__Problem__.
Select all lines with the string "black" in them, and copy those lines.

* START Supplied records *

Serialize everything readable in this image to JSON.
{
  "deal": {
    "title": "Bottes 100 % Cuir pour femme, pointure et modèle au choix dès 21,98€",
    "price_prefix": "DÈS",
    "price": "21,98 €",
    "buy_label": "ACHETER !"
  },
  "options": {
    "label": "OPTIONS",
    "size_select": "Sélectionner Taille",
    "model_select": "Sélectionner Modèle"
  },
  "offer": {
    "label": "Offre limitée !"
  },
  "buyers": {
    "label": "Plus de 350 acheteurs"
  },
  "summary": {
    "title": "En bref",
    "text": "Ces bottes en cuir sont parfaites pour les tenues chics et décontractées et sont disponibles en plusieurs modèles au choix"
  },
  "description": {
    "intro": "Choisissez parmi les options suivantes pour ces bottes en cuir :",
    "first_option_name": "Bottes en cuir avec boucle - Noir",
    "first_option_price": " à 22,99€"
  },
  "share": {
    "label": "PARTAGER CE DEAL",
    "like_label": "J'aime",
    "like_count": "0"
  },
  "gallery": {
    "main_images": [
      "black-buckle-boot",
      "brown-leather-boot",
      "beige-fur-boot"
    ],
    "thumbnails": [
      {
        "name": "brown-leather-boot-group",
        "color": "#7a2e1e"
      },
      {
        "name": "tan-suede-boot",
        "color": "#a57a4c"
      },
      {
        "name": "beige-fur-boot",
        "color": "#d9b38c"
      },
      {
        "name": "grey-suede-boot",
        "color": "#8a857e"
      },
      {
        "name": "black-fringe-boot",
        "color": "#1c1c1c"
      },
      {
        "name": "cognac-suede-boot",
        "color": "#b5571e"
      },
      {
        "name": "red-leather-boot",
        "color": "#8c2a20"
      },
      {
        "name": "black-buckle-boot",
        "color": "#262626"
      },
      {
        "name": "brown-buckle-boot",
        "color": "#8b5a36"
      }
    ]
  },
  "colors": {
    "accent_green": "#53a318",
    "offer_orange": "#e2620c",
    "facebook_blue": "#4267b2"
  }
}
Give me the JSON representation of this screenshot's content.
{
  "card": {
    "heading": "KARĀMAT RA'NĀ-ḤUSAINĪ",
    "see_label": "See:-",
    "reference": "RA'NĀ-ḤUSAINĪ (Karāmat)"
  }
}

* END Supplied records *

__Answer to this task__.
      "black-buckle-boot",
        "name": "black-fringe-boot",
        "name": "black-buckle-boot",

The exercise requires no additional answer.